[Data items]
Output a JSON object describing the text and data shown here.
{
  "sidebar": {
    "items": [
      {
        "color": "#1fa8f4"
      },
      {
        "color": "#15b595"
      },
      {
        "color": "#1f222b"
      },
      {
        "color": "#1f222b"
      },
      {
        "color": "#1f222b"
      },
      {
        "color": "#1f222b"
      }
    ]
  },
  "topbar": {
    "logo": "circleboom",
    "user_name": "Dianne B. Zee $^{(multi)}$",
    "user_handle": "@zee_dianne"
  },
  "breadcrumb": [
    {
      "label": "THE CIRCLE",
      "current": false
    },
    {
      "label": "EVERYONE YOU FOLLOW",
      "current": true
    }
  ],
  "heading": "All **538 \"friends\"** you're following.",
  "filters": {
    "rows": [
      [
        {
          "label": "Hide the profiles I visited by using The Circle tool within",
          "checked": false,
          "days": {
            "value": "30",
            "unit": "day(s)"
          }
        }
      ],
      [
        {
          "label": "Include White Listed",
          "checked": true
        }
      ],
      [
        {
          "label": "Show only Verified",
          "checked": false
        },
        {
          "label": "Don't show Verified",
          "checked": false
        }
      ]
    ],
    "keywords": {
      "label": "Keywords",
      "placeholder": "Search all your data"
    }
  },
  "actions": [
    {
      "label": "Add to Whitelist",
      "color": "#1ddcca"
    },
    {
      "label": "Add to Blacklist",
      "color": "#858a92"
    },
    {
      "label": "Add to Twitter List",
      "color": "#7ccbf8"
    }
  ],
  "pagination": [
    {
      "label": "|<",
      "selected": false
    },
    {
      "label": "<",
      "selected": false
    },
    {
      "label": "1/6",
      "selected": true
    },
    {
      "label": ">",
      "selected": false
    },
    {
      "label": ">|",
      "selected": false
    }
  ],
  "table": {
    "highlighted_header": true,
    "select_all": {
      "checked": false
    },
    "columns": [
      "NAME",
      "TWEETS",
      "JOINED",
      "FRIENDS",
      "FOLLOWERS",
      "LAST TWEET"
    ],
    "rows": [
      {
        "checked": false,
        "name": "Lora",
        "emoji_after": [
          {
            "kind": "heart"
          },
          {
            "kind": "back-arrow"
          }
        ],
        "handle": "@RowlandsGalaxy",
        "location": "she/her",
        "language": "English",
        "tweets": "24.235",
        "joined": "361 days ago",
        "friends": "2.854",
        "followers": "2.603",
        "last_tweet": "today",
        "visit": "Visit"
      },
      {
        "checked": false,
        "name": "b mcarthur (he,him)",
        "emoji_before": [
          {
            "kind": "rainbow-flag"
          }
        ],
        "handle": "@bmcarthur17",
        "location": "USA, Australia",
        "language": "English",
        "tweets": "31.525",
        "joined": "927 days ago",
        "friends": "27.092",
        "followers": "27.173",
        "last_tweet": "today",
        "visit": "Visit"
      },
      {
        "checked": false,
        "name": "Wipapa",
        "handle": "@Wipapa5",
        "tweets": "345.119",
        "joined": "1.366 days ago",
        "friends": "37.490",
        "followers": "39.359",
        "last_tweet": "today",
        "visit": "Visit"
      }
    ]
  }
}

[Instructions to follow]: Using the listing above, list every line in which the string "true" occurs.

[Result of this task]:
      "current": true
          "checked": true
      "selected": true
    "highlighted_header": true,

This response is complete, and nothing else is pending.